## RECORDS FOR THE TASK:
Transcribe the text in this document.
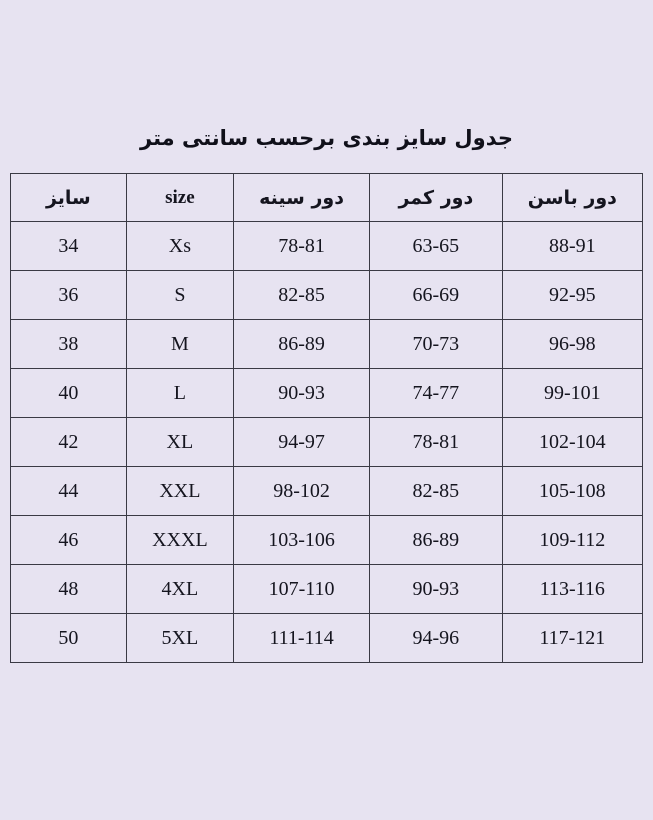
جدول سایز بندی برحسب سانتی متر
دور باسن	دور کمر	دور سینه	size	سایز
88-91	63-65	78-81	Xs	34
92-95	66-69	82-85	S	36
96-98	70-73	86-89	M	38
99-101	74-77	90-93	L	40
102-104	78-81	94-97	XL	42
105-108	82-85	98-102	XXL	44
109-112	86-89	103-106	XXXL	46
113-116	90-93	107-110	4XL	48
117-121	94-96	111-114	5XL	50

## GOAL:
Exactly reproduce the entries above, minus the pictures.

## OUTPUT FOR THIS EXERCISE:
Transcribe the text in this document.
جدول سایز بندی برحسب سانتی متر
دور باسن	دور کمر	دور سینه	size	سایز
88-91	63-65	78-81	Xs	34
92-95	66-69	82-85	S	36
96-98	70-73	86-89	M	38
99-101	74-77	90-93	L	40
102-104	78-81	94-97	XL	42
105-108	82-85	98-102	XXL	44
109-112	86-89	103-106	XXXL	46
113-116	90-93	107-110	4XL	48
117-121	94-96	111-114	5XL	50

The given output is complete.